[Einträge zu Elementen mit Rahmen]
━━━━━━━━
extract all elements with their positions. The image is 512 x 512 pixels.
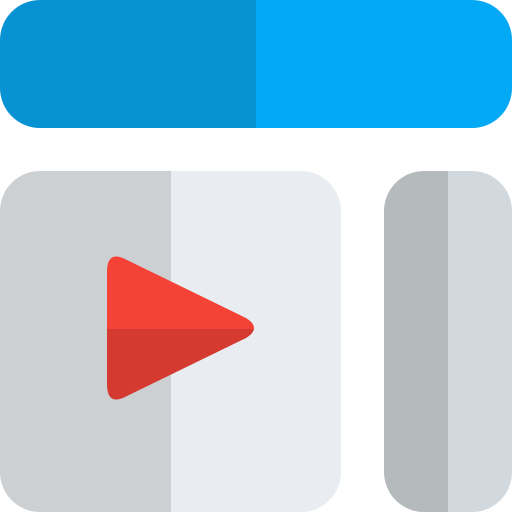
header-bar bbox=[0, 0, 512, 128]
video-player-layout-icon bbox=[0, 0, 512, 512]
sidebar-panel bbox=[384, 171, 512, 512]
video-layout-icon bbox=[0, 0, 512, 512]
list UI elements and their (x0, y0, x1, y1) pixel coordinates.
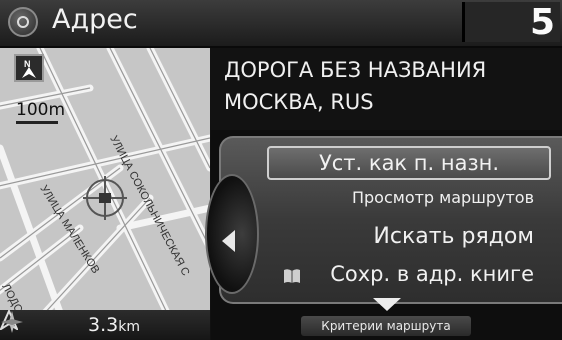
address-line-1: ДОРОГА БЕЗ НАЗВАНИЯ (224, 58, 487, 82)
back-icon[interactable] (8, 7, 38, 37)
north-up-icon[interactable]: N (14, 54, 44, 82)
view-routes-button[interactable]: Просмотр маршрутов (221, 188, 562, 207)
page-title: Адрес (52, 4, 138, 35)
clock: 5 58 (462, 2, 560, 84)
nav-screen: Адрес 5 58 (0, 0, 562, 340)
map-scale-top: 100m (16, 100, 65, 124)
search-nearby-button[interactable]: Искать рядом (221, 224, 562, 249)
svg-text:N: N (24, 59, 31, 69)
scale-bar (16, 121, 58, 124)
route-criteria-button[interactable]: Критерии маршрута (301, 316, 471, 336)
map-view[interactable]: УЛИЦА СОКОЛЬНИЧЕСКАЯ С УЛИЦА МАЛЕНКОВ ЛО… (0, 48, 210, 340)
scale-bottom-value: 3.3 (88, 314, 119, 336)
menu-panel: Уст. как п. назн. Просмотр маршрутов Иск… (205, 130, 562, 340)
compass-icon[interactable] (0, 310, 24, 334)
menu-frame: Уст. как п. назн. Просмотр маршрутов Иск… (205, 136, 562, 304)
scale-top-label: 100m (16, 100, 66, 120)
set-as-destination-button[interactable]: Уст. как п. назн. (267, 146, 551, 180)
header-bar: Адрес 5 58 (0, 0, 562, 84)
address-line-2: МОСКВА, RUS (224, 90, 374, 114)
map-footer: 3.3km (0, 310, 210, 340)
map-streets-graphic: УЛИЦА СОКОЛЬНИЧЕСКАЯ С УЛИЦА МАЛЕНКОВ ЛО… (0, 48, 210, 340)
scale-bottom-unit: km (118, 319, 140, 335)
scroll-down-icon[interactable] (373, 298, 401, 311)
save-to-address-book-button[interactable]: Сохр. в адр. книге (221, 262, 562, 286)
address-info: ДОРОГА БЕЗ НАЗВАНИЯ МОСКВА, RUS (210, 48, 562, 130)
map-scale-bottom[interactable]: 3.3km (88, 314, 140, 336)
━━━━━━━━
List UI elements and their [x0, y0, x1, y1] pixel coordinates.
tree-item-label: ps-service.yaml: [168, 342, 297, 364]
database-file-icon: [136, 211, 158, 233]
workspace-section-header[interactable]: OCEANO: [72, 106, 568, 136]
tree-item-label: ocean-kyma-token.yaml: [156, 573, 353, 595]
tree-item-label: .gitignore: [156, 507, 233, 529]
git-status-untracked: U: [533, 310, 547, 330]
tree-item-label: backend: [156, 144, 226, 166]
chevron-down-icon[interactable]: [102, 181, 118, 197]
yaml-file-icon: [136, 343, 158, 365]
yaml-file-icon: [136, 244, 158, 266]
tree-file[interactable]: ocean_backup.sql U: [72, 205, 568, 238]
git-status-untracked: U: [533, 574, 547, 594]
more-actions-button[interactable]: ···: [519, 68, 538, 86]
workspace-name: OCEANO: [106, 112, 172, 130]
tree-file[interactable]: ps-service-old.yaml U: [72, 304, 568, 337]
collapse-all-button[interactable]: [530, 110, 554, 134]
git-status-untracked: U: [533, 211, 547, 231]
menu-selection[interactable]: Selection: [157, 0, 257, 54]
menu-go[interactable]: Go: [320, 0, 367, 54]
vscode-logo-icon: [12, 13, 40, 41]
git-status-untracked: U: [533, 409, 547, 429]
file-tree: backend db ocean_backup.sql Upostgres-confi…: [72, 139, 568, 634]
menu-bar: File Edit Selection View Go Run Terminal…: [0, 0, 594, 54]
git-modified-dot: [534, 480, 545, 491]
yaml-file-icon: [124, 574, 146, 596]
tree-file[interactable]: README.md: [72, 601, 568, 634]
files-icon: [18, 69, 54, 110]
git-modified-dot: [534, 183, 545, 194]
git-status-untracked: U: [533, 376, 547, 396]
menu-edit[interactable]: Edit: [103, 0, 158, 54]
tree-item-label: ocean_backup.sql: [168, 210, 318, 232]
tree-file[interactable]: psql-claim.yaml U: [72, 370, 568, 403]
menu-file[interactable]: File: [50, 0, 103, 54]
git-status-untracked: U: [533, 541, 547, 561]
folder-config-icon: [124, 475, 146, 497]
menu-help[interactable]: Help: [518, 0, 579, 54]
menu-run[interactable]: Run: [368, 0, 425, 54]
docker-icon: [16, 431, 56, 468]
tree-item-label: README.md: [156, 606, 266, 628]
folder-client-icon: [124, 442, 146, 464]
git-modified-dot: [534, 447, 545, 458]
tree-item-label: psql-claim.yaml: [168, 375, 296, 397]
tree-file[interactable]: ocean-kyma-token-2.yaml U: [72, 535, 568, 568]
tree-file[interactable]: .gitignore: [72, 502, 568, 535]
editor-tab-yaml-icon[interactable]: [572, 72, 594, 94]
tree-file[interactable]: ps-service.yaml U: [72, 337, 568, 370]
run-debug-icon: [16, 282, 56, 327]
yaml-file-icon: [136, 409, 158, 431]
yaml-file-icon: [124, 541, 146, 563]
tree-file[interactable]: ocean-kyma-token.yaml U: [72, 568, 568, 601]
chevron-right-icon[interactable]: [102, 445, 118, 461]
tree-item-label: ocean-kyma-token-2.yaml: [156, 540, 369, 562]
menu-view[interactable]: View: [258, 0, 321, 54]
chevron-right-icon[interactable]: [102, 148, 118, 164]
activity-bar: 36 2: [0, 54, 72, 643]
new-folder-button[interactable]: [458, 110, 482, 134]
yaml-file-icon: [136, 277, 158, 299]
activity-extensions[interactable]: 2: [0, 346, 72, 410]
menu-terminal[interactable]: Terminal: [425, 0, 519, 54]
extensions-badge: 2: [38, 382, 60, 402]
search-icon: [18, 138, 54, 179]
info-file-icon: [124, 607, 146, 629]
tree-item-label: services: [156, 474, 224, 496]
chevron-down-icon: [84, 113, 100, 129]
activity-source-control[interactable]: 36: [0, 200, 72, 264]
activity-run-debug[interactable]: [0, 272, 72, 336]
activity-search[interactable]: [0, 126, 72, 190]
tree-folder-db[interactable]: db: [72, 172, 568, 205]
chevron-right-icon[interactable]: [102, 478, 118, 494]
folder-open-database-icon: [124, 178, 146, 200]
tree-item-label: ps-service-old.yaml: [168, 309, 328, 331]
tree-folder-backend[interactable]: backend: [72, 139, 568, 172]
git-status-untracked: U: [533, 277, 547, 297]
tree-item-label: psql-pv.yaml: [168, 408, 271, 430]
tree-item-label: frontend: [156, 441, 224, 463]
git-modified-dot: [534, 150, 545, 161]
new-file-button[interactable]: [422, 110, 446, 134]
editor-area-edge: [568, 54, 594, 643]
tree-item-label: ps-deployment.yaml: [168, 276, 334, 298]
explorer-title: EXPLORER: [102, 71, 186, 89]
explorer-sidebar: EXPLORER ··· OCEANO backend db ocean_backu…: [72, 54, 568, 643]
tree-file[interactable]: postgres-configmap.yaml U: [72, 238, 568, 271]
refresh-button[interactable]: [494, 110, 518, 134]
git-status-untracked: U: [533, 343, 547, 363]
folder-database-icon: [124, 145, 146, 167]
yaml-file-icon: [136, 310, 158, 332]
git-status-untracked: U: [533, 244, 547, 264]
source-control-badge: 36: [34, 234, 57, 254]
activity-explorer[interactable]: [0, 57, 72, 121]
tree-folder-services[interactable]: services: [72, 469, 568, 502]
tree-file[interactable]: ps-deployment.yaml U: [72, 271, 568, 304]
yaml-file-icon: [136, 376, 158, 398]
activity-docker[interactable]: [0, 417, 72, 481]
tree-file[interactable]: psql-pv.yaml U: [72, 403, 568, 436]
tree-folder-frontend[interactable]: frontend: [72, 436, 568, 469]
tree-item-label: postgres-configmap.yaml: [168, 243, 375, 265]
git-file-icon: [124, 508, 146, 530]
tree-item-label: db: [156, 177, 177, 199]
━━━━━━━━
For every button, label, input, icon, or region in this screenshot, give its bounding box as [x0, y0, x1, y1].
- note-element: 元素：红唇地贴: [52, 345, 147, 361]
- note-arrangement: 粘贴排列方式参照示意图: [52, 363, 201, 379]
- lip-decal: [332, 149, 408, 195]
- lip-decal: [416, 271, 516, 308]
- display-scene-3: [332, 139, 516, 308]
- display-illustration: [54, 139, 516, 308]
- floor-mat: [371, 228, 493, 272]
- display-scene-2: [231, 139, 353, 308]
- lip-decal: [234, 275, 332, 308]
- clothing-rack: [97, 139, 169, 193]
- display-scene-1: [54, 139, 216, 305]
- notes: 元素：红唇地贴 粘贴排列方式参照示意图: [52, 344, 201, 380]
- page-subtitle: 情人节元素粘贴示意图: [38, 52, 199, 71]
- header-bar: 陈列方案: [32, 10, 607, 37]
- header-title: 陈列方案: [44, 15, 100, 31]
━━━━━━━━
■ Ziel
Stelle nur den Abschnitt der Datensätze, der mit der Zeile mit „address-line-1: ДОРОГА БЕЗ“ beginnt und mit der Zeile mit „address-line-2: МОСКВА, RUS“ endet (beide eingeschlossen), als Markdown-Tabelle mit den Spalten „Nummer“ und „Inhalt“ dar. Leerzeilen lässt du weg.

■ Ergebnis der Übung
| Nummer | Inhalt |
|---|---|
| 1 | address-line-1: ДОРОГА БЕЗ НАЗВАНИЯ (224, 58, 487, 82) |
| 2 | back-icon[interactable] (8, 7, 38, 37) |
| 3 | north-up-icon[interactable]: N (14, 54, 44, 82) |
| 4 | view-routes-button[interactable]: Просмотр маршрутов (221, 188, 562, 207) |
| 5 | page-title: Адрес (52, 4, 138, 35) |
| 6 | clock: 5 58 (462, 2, 560, 84) |
| 7 | nav-screen: Адрес 5 58 (0, 0, 562, 340) |
| 8 | map-scale-top: 100m (16, 100, 65, 124) |
| 9 | search-nearby-button[interactable]: Искать рядом (221, 224, 562, 249) |
| 10 | svg-text:N: N (24, 59, 31, 69) |
| 11 | scale-bar (16, 121, 58, 124) |
| 12 | route-criteria-button[interactable]: Критерии маршрута (301, 316, 471, 336) |
| 13 | map-view[interactable]: УЛИЦА СОКОЛЬНИЧЕСКАЯ С УЛИЦА МАЛЕНКОВ ЛО… (0, 48, 210, 340) |
| 14 | scale-bottom-value: 3.3 (88, 314, 119, 336) |
| 15 | menu-panel: Уст. как п. назн. Просмотр маршрутов Иск… (205, 130, 562, 340) |
| 16 | compass-icon[interactable] (0, 310, 24, 334) |
| 17 | menu-frame: Уст. как п. назн. Просмотр маршрутов Иск… (205, 136, 562, 304) |
| 18 | scale-top-label: 100m (16, 100, 66, 120) |
| 19 | set-as-destination-button[interactable]: Уст. как п. назн. (267, 146, 551, 180) |
| 20 | header-bar: Адрес 5 58 (0, 0, 562, 84) |
| 21 | address-line-2: МОСКВА, RUS (224, 90, 374, 114) |